● STUDY TEXT:

Fluorescence correlation spectroscopy as a sensitive and useful tool for revealing potential overlaps between the epitopes of monoclonal antibodies on viral particles

ABSTRACT Although the enzyme-linked immunosorbent assay (ELISA) is well established for quantitating epitopes on inactivated virions used as vaccines, it is less suited for detecting potential overlaps between the epitopes recognized by different antibodies raised against the virions. We used fluorescent correlation spectroscopy (FCS) to detect the potential overlaps between 3 monoclonal antibodies (mAbs 4B7-1H8-2E10, 1E3-3G4, 4H8-3A12-2D3) selected for their ability to specifically recognize poliovirus type 3. Competition of the Alexa488-labeled mAbs with non-labeled mAbs revealed that mAbs 4B7-1H8-2E10 and 4H8-3A12-2D3 compete strongly for their binding sites on the virions, suggesting an important overlap of their epitopes. This was confirmed by the cryo-electron microscopy (cryo EM) structure of the poliovirus type 3 complexed with the corresponding antigen-binding fragments (Fabs) of the mAbs, which revealed that Fabs 4B7-1H8-2E10 and 4H8-3A12-2D3 epitopes share common amino acids. In contrast, a less efficient competition between mAb 1E3-3G4 and mAb 4H8-3A12-2D3 was observed by FCS, and there was no competition between mAbs 1E3-3G4 and 4B7-1H8-2E10. The Fab 1E3-3G4 epitope was found by cryoEM to be close to but distinct from the epitopes of both Fabs 4H8-3A12-2D3 and 4B7-1H8-2E10. Therefore, the FCS data additionally suggest that mAbs 4H8-3A12-2D3 and 4B7-1H8-2E10 bind in a different orientation to their epitopes, so that only the former sterically clashes with the mAb 1E3-3G4 bound to its epitope. Our results demonstrate that FCS can be a highly sensitive and useful tool for assessing the potential overlap of mAbs on viral particles.

● SUPPLIED INFORMATION:
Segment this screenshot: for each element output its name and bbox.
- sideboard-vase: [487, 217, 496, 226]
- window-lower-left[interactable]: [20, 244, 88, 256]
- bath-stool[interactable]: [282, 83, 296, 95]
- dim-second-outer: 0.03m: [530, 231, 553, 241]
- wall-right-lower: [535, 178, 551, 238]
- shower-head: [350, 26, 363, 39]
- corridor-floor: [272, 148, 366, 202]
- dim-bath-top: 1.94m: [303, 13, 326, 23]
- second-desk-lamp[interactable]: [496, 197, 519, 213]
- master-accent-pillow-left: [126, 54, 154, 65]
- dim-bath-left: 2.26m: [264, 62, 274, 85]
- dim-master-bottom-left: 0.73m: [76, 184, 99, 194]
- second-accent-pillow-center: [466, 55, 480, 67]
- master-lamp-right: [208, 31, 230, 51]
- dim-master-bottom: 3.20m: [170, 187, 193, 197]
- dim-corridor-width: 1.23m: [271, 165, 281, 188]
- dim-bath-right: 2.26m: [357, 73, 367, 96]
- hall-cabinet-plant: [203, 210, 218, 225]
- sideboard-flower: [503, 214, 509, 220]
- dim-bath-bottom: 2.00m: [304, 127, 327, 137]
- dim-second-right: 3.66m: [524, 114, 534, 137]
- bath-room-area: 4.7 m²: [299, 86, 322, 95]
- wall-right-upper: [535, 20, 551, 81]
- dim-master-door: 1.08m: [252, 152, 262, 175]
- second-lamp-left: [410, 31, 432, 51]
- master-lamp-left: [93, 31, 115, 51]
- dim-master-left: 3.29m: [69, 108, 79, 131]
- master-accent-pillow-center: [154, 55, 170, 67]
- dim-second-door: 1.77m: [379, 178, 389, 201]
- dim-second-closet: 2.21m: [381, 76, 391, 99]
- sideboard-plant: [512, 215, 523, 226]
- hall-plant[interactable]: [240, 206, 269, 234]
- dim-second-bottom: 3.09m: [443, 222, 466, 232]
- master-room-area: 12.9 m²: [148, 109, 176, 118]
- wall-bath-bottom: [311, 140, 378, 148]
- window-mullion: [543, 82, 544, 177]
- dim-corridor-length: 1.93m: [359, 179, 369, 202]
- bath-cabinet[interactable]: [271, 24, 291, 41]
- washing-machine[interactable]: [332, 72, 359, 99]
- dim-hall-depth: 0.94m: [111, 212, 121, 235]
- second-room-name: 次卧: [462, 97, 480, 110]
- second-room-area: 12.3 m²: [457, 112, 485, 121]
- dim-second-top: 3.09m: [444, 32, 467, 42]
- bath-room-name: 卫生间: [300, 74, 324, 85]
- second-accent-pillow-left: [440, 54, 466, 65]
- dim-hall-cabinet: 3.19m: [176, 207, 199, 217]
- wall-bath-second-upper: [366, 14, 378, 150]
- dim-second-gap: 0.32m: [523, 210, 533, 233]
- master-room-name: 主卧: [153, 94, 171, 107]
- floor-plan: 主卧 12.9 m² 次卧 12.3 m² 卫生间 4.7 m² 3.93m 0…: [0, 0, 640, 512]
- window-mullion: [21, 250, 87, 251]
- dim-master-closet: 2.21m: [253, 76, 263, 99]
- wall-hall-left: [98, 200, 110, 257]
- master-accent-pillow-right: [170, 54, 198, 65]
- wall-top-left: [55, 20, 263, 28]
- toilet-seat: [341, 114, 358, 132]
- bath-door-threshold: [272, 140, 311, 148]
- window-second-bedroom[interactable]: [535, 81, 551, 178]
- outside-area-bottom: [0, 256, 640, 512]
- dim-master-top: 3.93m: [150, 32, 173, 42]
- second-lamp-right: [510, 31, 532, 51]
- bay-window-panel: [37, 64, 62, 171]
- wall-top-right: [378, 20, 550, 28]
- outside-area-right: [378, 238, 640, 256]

● WHAT THE TASK REQUIRES:
Answer these about the abstract on fluorescence correlation spectroscopy:
1. What virus were the three monoclonal antibodies selected for recognizing?
2. Which pair of mAbs showed no competition in the FCS experiments?
3. What label was attached to the mAbs in the competition experiments?

● EXERCISE OUTPUT:
1. Poliovirus type 3.
2. mAbs 1E3-3G4 and 4B7-1H8-2E10.
3. Alexa488.